Given instruction:
Extract the listing in its entirety, keeping each line identical to the original.

Data for this exercise:

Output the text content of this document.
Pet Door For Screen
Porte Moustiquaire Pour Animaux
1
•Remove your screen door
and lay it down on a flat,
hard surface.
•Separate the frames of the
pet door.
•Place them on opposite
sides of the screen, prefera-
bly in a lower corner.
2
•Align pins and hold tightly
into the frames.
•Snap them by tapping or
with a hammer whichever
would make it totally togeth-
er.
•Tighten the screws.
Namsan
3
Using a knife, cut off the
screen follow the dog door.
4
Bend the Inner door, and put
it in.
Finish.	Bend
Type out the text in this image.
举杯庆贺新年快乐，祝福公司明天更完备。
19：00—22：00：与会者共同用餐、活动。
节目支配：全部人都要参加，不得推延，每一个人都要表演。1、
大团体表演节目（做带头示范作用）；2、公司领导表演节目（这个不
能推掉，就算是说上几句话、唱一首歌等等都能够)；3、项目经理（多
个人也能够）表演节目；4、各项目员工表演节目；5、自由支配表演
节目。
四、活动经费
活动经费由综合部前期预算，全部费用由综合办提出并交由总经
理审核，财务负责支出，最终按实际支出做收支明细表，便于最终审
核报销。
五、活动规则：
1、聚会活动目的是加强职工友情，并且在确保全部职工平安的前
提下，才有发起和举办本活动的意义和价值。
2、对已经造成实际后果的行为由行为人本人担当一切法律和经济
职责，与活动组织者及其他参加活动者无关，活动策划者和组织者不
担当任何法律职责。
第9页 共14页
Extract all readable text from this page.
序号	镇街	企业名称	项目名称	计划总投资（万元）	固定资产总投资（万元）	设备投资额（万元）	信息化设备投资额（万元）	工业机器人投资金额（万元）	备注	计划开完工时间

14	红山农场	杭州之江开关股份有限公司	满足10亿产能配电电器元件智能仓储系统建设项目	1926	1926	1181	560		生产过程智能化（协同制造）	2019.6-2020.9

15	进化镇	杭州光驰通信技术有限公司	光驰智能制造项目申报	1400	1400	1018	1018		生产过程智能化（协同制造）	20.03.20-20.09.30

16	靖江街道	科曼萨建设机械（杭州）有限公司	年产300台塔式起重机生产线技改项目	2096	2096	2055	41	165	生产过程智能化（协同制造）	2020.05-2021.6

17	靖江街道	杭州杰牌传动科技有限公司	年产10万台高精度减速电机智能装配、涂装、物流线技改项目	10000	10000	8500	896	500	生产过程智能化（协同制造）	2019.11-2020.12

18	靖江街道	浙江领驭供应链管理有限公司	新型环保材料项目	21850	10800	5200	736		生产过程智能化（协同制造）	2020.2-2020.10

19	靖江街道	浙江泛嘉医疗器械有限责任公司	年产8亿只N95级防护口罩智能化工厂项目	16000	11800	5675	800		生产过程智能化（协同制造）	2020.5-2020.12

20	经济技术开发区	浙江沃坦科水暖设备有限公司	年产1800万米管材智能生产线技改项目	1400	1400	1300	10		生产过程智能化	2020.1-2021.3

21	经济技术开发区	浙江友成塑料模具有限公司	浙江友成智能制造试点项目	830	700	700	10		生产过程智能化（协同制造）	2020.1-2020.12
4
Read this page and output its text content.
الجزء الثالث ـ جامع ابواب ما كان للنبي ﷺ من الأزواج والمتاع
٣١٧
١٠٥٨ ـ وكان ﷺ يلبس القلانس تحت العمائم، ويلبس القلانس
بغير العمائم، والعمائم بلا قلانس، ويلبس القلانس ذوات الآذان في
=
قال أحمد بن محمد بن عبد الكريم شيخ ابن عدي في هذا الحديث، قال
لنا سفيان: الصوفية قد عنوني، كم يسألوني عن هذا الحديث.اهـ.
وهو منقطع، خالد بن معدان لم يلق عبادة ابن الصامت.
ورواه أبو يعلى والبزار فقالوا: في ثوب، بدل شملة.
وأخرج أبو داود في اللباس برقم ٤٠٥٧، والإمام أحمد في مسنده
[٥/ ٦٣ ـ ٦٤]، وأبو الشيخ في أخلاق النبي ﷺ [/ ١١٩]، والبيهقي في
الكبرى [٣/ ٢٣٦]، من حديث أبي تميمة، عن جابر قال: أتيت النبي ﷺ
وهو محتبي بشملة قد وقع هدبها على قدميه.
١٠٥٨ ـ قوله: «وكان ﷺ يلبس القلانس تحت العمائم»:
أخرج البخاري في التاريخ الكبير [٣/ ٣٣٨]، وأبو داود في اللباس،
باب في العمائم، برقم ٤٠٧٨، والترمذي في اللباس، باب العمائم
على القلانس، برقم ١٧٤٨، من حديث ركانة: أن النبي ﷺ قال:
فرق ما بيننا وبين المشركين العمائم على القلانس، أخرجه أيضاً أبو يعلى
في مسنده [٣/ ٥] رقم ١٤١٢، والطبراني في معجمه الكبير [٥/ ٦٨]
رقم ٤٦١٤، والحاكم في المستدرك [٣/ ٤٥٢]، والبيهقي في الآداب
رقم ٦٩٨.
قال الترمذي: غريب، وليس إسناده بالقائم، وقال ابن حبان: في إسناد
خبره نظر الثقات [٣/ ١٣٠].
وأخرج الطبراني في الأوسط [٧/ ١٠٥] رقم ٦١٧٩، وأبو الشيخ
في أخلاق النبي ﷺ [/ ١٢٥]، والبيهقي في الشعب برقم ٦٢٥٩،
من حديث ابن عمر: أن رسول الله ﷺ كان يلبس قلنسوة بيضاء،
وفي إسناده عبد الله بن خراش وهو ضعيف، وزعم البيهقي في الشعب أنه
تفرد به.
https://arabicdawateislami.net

Expected answer:
Output the text content of this document.
Pet Door For Screen
Porte Moustiquaire Pour Animaux
1
•Remove your screen door
and lay it down on a flat,
hard surface.
•Separate the frames of the
pet door.
•Place them on opposite
sides of the screen, prefera-
bly in a lower corner.
2
•Align pins and hold tightly
into the frames.
•Snap them by tapping or
with a hammer whichever
would make it totally togeth-
er.
•Tighten the screws.
Namsan
3
Using a knife, cut off the
screen follow the dog door.
4
Bend the Inner door, and put
it in.
Finish.	Bend
Type out the text in this image.
举杯庆贺新年快乐，祝福公司明天更完备。
19：00—22：00：与会者共同用餐、活动。
节目支配：全部人都要参加，不得推延，每一个人都要表演。1、
大团体表演节目（做带头示范作用）；2、公司领导表演节目（这个不
能推掉，就算是说上几句话、唱一首歌等等都能够)；3、项目经理（多
个人也能够）表演节目；4、各项目员工表演节目；5、自由支配表演
节目。
四、活动经费
活动经费由综合部前期预算，全部费用由综合办提出并交由总经
理审核，财务负责支出，最终按实际支出做收支明细表，便于最终审
核报销。
五、活动规则：
1、聚会活动目的是加强职工友情，并且在确保全部职工平安的前
提下，才有发起和举办本活动的意义和价值。
2、对已经造成实际后果的行为由行为人本人担当一切法律和经济
职责，与活动组织者及其他参加活动者无关，活动策划者和组织者不
担当任何法律职责。
第9页 共14页
Extract all readable text from this page.
序号	镇街	企业名称	项目名称	计划总投资（万元）	固定资产总投资（万元）	设备投资额（万元）	信息化设备投资额（万元）	工业机器人投资金额（万元）	备注	计划开完工时间

14	红山农场	杭州之江开关股份有限公司	满足10亿产能配电电器元件智能仓储系统建设项目	1926	1926	1181	560		生产过程智能化（协同制造）	2019.6-2020.9

15	进化镇	杭州光驰通信技术有限公司	光驰智能制造项目申报	1400	1400	1018	1018		生产过程智能化（协同制造）	20.03.20-20.09.30

16	靖江街道	科曼萨建设机械（杭州）有限公司	年产300台塔式起重机生产线技改项目	2096	2096	2055	41	165	生产过程智能化（协同制造）	2020.05-2021.6

17	靖江街道	杭州杰牌传动科技有限公司	年产10万台高精度减速电机智能装配、涂装、物流线技改项目	10000	10000	8500	896	500	生产过程智能化（协同制造）	2019.11-2020.12

18	靖江街道	浙江领驭供应链管理有限公司	新型环保材料项目	21850	10800	5200	736		生产过程智能化（协同制造）	2020.2-2020.10

19	靖江街道	浙江泛嘉医疗器械有限责任公司	年产8亿只N95级防护口罩智能化工厂项目	16000	11800	5675	800		生产过程智能化（协同制造）	2020.5-2020.12

20	经济技术开发区	浙江沃坦科水暖设备有限公司	年产1800万米管材智能生产线技改项目	1400	1400	1300	10		生产过程智能化	2020.1-2021.3

21	经济技术开发区	浙江友成塑料模具有限公司	浙江友成智能制造试点项目	830	700	700	10		生产过程智能化（协同制造）	2020.1-2020.12
4
Read this page and output its text content.
الجزء الثالث ـ جامع ابواب ما كان للنبي ﷺ من الأزواج والمتاع
٣١٧
١٠٥٨ ـ وكان ﷺ يلبس القلانس تحت العمائم، ويلبس القلانس
بغير العمائم، والعمائم بلا قلانس، ويلبس القلانس ذوات الآذان في
=
قال أحمد بن محمد بن عبد الكريم شيخ ابن عدي في هذا الحديث، قال
لنا سفيان: الصوفية قد عنوني، كم يسألوني عن هذا الحديث.اهـ.
وهو منقطع، خالد بن معدان لم يلق عبادة ابن الصامت.
ورواه أبو يعلى والبزار فقالوا: في ثوب، بدل شملة.
وأخرج أبو داود في اللباس برقم ٤٠٥٧، والإمام أحمد في مسنده
[٥/ ٦٣ ـ ٦٤]، وأبو الشيخ في أخلاق النبي ﷺ [/ ١١٩]، والبيهقي في
الكبرى [٣/ ٢٣٦]، من حديث أبي تميمة، عن جابر قال: أتيت النبي ﷺ
وهو محتبي بشملة قد وقع هدبها على قدميه.
١٠٥٨ ـ قوله: «وكان ﷺ يلبس القلانس تحت العمائم»:
أخرج البخاري في التاريخ الكبير [٣/ ٣٣٨]، وأبو داود في اللباس،
باب في العمائم، برقم ٤٠٧٨، والترمذي في اللباس، باب العمائم
على القلانس، برقم ١٧٤٨، من حديث ركانة: أن النبي ﷺ قال:
فرق ما بيننا وبين المشركين العمائم على القلانس، أخرجه أيضاً أبو يعلى
في مسنده [٣/ ٥] رقم ١٤١٢، والطبراني في معجمه الكبير [٥/ ٦٨]
رقم ٤٦١٤، والحاكم في المستدرك [٣/ ٤٥٢]، والبيهقي في الآداب
رقم ٦٩٨.
قال الترمذي: غريب، وليس إسناده بالقائم، وقال ابن حبان: في إسناد
خبره نظر الثقات [٣/ ١٣٠].
وأخرج الطبراني في الأوسط [٧/ ١٠٥] رقم ٦١٧٩، وأبو الشيخ
في أخلاق النبي ﷺ [/ ١٢٥]، والبيهقي في الشعب برقم ٦٢٥٩،
من حديث ابن عمر: أن رسول الله ﷺ كان يلبس قلنسوة بيضاء،
وفي إسناده عبد الله بن خراش وهو ضعيف، وزعم البيهقي في الشعب أنه
تفرد به.
https://arabicdawateislami.net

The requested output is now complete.